>> Start
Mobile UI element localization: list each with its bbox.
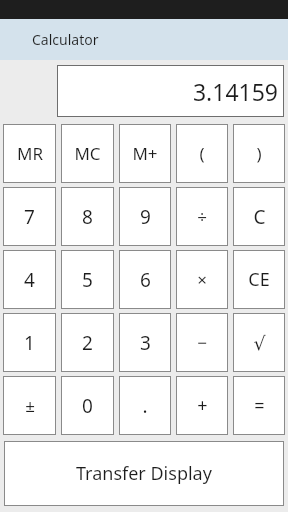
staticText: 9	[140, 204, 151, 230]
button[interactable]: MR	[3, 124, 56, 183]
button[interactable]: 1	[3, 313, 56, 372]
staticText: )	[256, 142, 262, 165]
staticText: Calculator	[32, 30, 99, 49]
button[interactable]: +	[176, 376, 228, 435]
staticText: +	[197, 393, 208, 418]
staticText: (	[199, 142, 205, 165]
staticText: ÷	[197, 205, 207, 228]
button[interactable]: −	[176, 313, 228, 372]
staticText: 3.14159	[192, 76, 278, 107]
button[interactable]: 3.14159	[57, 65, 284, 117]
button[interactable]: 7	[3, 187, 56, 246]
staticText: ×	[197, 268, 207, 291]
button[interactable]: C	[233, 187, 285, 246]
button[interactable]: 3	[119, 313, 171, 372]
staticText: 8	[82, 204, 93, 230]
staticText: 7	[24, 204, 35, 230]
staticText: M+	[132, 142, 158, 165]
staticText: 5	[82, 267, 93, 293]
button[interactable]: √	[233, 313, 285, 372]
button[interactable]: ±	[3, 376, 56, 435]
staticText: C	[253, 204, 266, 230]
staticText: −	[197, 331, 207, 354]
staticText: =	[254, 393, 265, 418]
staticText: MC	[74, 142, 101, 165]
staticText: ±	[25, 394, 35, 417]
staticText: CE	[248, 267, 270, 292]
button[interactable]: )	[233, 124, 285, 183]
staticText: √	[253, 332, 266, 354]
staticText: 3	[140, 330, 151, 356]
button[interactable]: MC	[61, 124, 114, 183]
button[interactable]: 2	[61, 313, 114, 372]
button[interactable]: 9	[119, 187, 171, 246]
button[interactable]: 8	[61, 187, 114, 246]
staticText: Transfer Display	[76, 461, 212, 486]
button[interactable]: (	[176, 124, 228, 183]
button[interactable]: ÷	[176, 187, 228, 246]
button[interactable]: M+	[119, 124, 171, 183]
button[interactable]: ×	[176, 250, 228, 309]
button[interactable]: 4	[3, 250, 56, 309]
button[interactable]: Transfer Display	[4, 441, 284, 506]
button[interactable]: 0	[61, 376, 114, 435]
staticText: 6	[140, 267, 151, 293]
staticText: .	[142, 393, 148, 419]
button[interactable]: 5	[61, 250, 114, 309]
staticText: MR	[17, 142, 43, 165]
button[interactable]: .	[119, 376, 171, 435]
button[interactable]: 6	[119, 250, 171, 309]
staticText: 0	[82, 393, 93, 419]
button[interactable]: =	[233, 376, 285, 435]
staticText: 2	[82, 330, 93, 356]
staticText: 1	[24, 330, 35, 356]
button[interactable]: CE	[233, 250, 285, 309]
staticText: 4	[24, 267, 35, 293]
>> End
**Exercise goal:**
Rewrite every line of the records above as a numbered list, skipping any blank lines and leaving out the pictures.

**Answer for this exercise:**
1. Mobile UI element localization: list each with its bbox.
2. staticText: 9	[140, 204, 151, 230]
3. button[interactable]: MR	[3, 124, 56, 183]
4. button[interactable]: 1	[3, 313, 56, 372]
5. staticText: )	[256, 142, 262, 165]
6. staticText: Calculator	[32, 30, 99, 49]
7. button[interactable]: +	[176, 376, 228, 435]
8. staticText: +	[197, 393, 208, 418]
9. staticText: (	[199, 142, 205, 165]
10. staticText: ÷	[197, 205, 207, 228]
11. button[interactable]: −	[176, 313, 228, 372]
12. staticText: 3.14159	[192, 76, 278, 107]
13. button[interactable]: 3.14159	[57, 65, 284, 117]
14. button[interactable]: 7	[3, 187, 56, 246]
15. staticText: ×	[197, 268, 207, 291]
16. button[interactable]: C	[233, 187, 285, 246]
17. button[interactable]: 3	[119, 313, 171, 372]
18. staticText: 8	[82, 204, 93, 230]
19. staticText: 7	[24, 204, 35, 230]
20. staticText: M+	[132, 142, 158, 165]
21. staticText: 5	[82, 267, 93, 293]
22. button[interactable]: √	[233, 313, 285, 372]
23. button[interactable]: ±	[3, 376, 56, 435]
24. staticText: C	[253, 204, 266, 230]
25. staticText: −	[197, 331, 207, 354]
26. staticText: =	[254, 393, 265, 418]
27. staticText: MC	[74, 142, 101, 165]
28. staticText: ±	[25, 394, 35, 417]
29. staticText: CE	[248, 267, 270, 292]
30. button[interactable]: )	[233, 124, 285, 183]
31. staticText: √	[253, 332, 266, 354]
32. staticText: 3	[140, 330, 151, 356]
33. button[interactable]: MC	[61, 124, 114, 183]
34. button[interactable]: 2	[61, 313, 114, 372]
35. button[interactable]: 9	[119, 187, 171, 246]
36. button[interactable]: 8	[61, 187, 114, 246]
37. staticText: Transfer Display	[76, 461, 212, 486]
38. button[interactable]: (	[176, 124, 228, 183]
39. button[interactable]: ÷	[176, 187, 228, 246]
40. button[interactable]: M+	[119, 124, 171, 183]
41. button[interactable]: ×	[176, 250, 228, 309]
42. button[interactable]: 4	[3, 250, 56, 309]
43. button[interactable]: Transfer Display	[4, 441, 284, 506]
44. button[interactable]: 0	[61, 376, 114, 435]
45. staticText: 6	[140, 267, 151, 293]
46. staticText: .	[142, 393, 148, 419]
47. button[interactable]: 5	[61, 250, 114, 309]
48. staticText: MR	[17, 142, 43, 165]
49. button[interactable]: .	[119, 376, 171, 435]
50. button[interactable]: 6	[119, 250, 171, 309]
51. staticText: 0	[82, 393, 93, 419]
52. button[interactable]: =	[233, 376, 285, 435]
53. staticText: 2	[82, 330, 93, 356]
54. staticText: 1	[24, 330, 35, 356]
55. button[interactable]: CE	[233, 250, 285, 309]
56. staticText: 4	[24, 267, 35, 293]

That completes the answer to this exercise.